Task to carry out:
From the entries below, extract every line that includes the word "series".

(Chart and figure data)
________________________

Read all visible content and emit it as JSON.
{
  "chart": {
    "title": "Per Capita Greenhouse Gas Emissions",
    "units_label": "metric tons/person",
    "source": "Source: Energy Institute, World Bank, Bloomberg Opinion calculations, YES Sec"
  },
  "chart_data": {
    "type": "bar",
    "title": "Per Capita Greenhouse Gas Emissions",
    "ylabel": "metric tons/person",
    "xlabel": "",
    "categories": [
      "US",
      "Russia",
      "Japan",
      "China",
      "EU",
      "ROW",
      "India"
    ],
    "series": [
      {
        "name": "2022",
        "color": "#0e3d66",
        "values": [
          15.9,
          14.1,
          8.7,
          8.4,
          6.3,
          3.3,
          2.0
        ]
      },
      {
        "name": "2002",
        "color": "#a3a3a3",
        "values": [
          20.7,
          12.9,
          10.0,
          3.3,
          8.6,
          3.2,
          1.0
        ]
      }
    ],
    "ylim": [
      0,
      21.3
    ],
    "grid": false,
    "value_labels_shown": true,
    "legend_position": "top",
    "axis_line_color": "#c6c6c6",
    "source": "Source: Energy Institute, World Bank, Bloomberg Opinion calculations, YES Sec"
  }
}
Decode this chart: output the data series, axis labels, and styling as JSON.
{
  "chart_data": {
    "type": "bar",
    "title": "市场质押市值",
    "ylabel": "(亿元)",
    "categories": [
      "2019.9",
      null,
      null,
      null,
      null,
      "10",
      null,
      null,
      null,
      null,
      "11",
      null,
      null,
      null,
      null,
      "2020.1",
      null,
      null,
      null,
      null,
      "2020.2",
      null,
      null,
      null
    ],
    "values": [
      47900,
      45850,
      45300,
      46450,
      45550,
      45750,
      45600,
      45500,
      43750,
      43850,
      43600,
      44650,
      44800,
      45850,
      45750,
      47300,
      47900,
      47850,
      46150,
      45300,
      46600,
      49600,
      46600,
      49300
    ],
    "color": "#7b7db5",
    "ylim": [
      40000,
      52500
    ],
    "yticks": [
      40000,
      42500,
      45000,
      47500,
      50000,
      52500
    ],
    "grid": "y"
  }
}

________________________

Answer to this task:
    "series": [
Decode this chart: output the data series, axis labels, and styling as JSON.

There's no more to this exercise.